Dataset records -
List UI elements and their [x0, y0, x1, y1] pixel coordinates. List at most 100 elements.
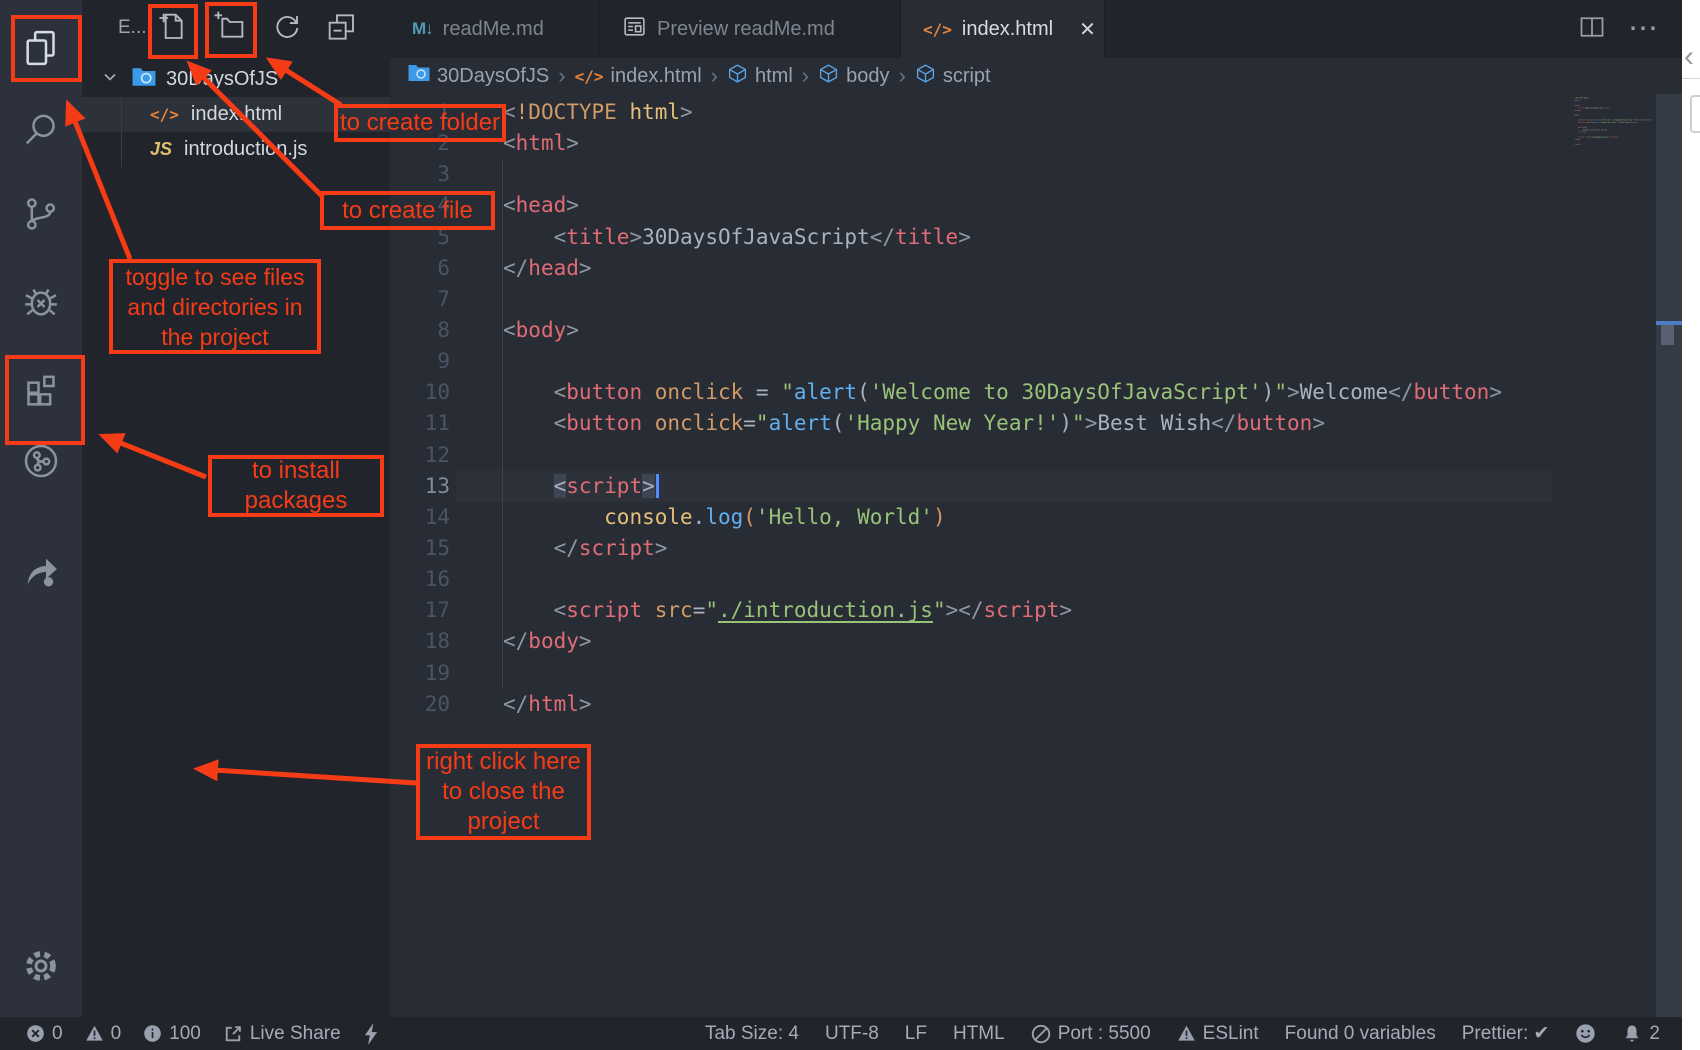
annotation-toggle-files: toggle to see files and directories in t… [109, 259, 321, 354]
breadcrumb-item[interactable]: </> index.html [575, 65, 702, 88]
encoding[interactable]: UTF-8 [825, 1023, 879, 1045]
eslint-status[interactable]: ESLint [1177, 1023, 1259, 1045]
live-share-button[interactable]: Live Share [223, 1023, 341, 1045]
code-line-20[interactable]: </html> [503, 689, 1502, 720]
strip-shape [1690, 95, 1700, 133]
line-number: 15 [398, 533, 450, 564]
back-chevron-icon: ‹ [1684, 40, 1694, 74]
code-line-17[interactable]: <script src="./introduction.js"></script… [503, 595, 1502, 626]
folder-row-30daysofjs[interactable]: 30DaysOfJS [82, 62, 390, 97]
tab-size[interactable]: Tab Size: 4 [705, 1023, 799, 1045]
breadcrumb[interactable]: 30DaysOfJS › </> index.html › html › bod… [390, 58, 1674, 94]
minimap[interactable]: <!DOCTYPE html><html><head> <title>30Day… [1574, 97, 1656, 167]
breadcrumb-item[interactable]: body [818, 63, 889, 90]
folder-label: 30DaysOfJS [166, 68, 278, 91]
line-number: 7 [398, 284, 450, 315]
annotation-create-file: to create file [320, 191, 495, 230]
code-line-11[interactable]: <button onclick="alert('Happy New Year!'… [1574, 121, 1580, 123]
code-line-8[interactable]: <body> [1574, 114, 1580, 116]
refresh-icon[interactable] [271, 10, 303, 47]
explorer-header-label: E... [118, 17, 147, 39]
found-variables[interactable]: Found 0 variables [1285, 1023, 1436, 1045]
code-line-5[interactable]: <title>30DaysOfJavaScript</title> [503, 222, 1502, 253]
file-label: introduction.js [184, 138, 307, 161]
collapse-all-icon[interactable] [325, 10, 357, 47]
code-line-6[interactable]: </head> [1574, 109, 1580, 111]
info-count[interactable]: 100 [143, 1023, 201, 1045]
lightning-icon[interactable] [363, 1023, 379, 1045]
code-line-18[interactable]: </body> [1574, 138, 1580, 140]
code-line-1[interactable]: <!DOCTYPE html> [503, 97, 1502, 128]
html-file-icon: </> [923, 20, 952, 39]
code-line-6[interactable]: </head> [503, 253, 1502, 284]
warning-icon [85, 1024, 104, 1043]
slash-circle-icon [1031, 1024, 1051, 1044]
tab-label: index.html [962, 18, 1053, 41]
eol[interactable]: LF [905, 1023, 927, 1045]
notifications-bell[interactable]: 2 [1622, 1023, 1660, 1045]
code-line-15[interactable]: </script> [1574, 131, 1580, 133]
explorer-indent-guide [121, 97, 122, 167]
code-area[interactable]: <!DOCTYPE html><html> <head> <title>30Day… [503, 97, 1502, 720]
code-line-11[interactable]: <button onclick="alert('Happy New Year!'… [503, 408, 1502, 439]
breadcrumb-separator: › [711, 63, 718, 89]
code-line-9[interactable] [503, 346, 1502, 377]
remote-explorer-icon[interactable] [0, 441, 82, 481]
code-line-4[interactable]: <head> [503, 190, 1502, 221]
tab-index-html[interactable]: </> index.html ✕ [901, 0, 1105, 58]
tab-readme-md[interactable]: M↓ readMe.md [390, 0, 600, 58]
code-line-14[interactable]: console.log('Hello, World') [503, 502, 1502, 533]
line-number: 11 [398, 408, 450, 439]
live-share-icon [223, 1024, 243, 1044]
port-status[interactable]: Port : 5500 [1031, 1023, 1151, 1045]
code-line-2[interactable]: <html> [503, 128, 1502, 159]
code-line-8[interactable]: <body> [503, 315, 1502, 346]
scrollbar-handle[interactable] [1661, 325, 1674, 345]
run-debug-icon[interactable] [0, 281, 82, 321]
annotation-close-project: right click here to close the project [416, 744, 591, 840]
settings-gear-icon[interactable] [0, 946, 82, 986]
search-icon[interactable] [0, 110, 82, 150]
close-icon[interactable]: ✕ [1079, 17, 1096, 42]
problems-errors[interactable]: 0 [26, 1023, 63, 1045]
code-line-3[interactable] [503, 159, 1502, 190]
code-line-12[interactable] [503, 440, 1502, 471]
problems-warnings[interactable]: 0 [85, 1023, 122, 1045]
code-line-20[interactable]: </html> [1574, 143, 1580, 145]
js-file-icon: JS [150, 139, 172, 160]
preview-icon [622, 14, 647, 45]
line-number: 13 [398, 471, 450, 502]
code-line-13[interactable]: <script> [503, 471, 1502, 502]
split-editor-icon[interactable] [1578, 13, 1606, 46]
file-label: index.html [191, 103, 282, 126]
feedback-smiley-icon[interactable] [1575, 1023, 1596, 1044]
code-line-18[interactable]: </body> [503, 626, 1502, 657]
error-icon [26, 1024, 45, 1043]
background-window-strip [1682, 0, 1700, 1050]
line-number: 12 [398, 440, 450, 471]
annotation-box-new-file [148, 4, 198, 59]
line-number: 6 [398, 253, 450, 284]
code-line-10[interactable]: <button onclick = "alert('Welcome to 30D… [503, 377, 1502, 408]
breadcrumb-item[interactable]: script [915, 63, 991, 90]
share-icon[interactable] [0, 551, 82, 591]
source-control-icon[interactable] [0, 194, 82, 234]
breadcrumb-item[interactable]: html [727, 63, 793, 90]
code-line-16[interactable] [503, 564, 1502, 595]
prettier-status[interactable]: Prettier: ✔ [1462, 1022, 1550, 1045]
code-line-7[interactable] [503, 284, 1502, 315]
code-line-2[interactable]: <html> [1574, 99, 1580, 101]
tab-preview-readme-md[interactable]: Preview readMe.md [600, 0, 901, 58]
line-number: 16 [398, 564, 450, 595]
tab-label: readMe.md [443, 18, 544, 41]
language-mode[interactable]: HTML [953, 1023, 1005, 1045]
code-line-19[interactable] [503, 658, 1502, 689]
code-line-15[interactable]: </script> [503, 533, 1502, 564]
breadcrumb-separator: › [898, 63, 905, 89]
breadcrumb-separator: › [558, 63, 565, 89]
more-actions-icon[interactable]: ⋯ [1628, 14, 1658, 44]
folder-icon [132, 67, 156, 93]
annotation-box-new-folder [205, 2, 257, 58]
breadcrumb-item[interactable]: 30DaysOfJS [408, 64, 549, 88]
scrollbar-track[interactable] [1656, 94, 1682, 1017]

What you have to do - Reproduce the listing from the line that has "annotation-toggle-files: toggle to" through the line that has "breadcrumb-item[interactable]: body [818, 63, 889, 90]", switching "UTF-8" to "UTF-16" and leaving everything else unchanged.

Result of the exercise -
annotation-toggle-files: toggle to see files and directories in t… [109, 259, 321, 354]
breadcrumb-item[interactable]: </> index.html [575, 65, 702, 88]
encoding[interactable]: UTF-16 [825, 1023, 879, 1045]
eslint-status[interactable]: ESLint [1177, 1023, 1259, 1045]
live-share-button[interactable]: Live Share [223, 1023, 341, 1045]
code-line-20[interactable]: </html> [503, 689, 1502, 720]
strip-shape [1690, 95, 1700, 133]
line-number: 15 [398, 533, 450, 564]
back-chevron-icon: ‹ [1684, 40, 1694, 74]
code-line-17[interactable]: <script src="./introduction.js"></script… [503, 595, 1502, 626]
folder-row-30daysofjs[interactable]: 30DaysOfJS [82, 62, 390, 97]
tab-size[interactable]: Tab Size: 4 [705, 1023, 799, 1045]
breadcrumb[interactable]: 30DaysOfJS › </> index.html › html › bod… [390, 58, 1674, 94]
minimap[interactable]: <!DOCTYPE html><html><head> <title>30Day… [1574, 97, 1656, 167]
breadcrumb-item[interactable]: body [818, 63, 889, 90]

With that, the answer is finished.